======== Provided information

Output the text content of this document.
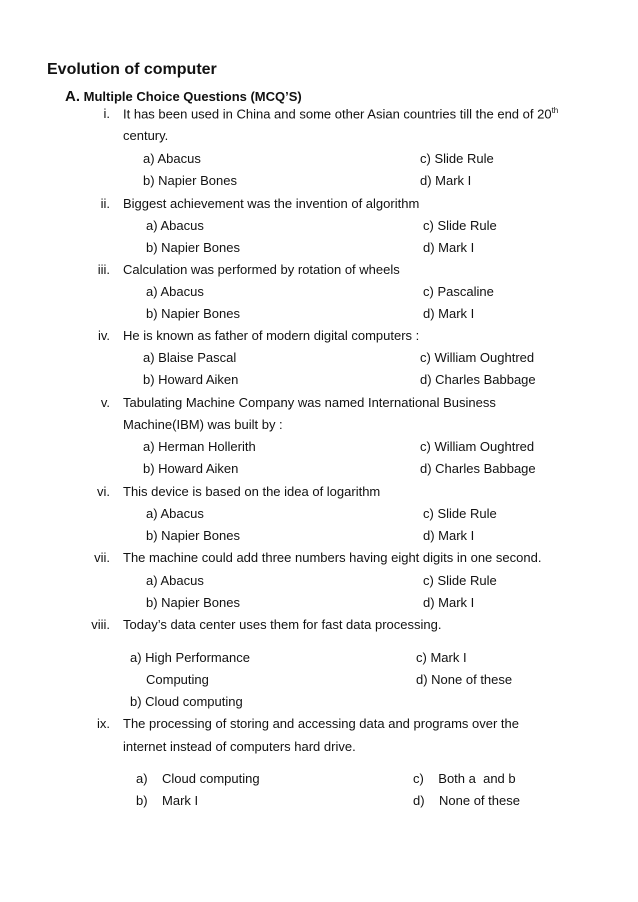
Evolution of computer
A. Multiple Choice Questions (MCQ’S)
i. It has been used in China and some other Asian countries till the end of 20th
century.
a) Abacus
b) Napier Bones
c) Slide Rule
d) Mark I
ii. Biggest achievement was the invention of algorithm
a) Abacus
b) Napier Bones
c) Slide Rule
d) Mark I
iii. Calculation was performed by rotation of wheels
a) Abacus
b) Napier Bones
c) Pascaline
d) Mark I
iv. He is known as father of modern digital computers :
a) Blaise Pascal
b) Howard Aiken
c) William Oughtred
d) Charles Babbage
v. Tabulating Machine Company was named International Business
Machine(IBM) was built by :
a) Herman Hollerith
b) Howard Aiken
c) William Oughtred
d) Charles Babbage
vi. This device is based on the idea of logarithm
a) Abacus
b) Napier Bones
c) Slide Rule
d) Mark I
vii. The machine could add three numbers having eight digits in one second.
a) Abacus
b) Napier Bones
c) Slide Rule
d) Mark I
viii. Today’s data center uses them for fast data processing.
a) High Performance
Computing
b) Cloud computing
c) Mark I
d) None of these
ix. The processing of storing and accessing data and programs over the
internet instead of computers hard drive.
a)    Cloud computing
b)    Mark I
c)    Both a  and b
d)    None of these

================

Task to carry out:
In the entries above, identify every line with the string "Cloud".

Solution to the problem:
b) Cloud computing
a)    Cloud computing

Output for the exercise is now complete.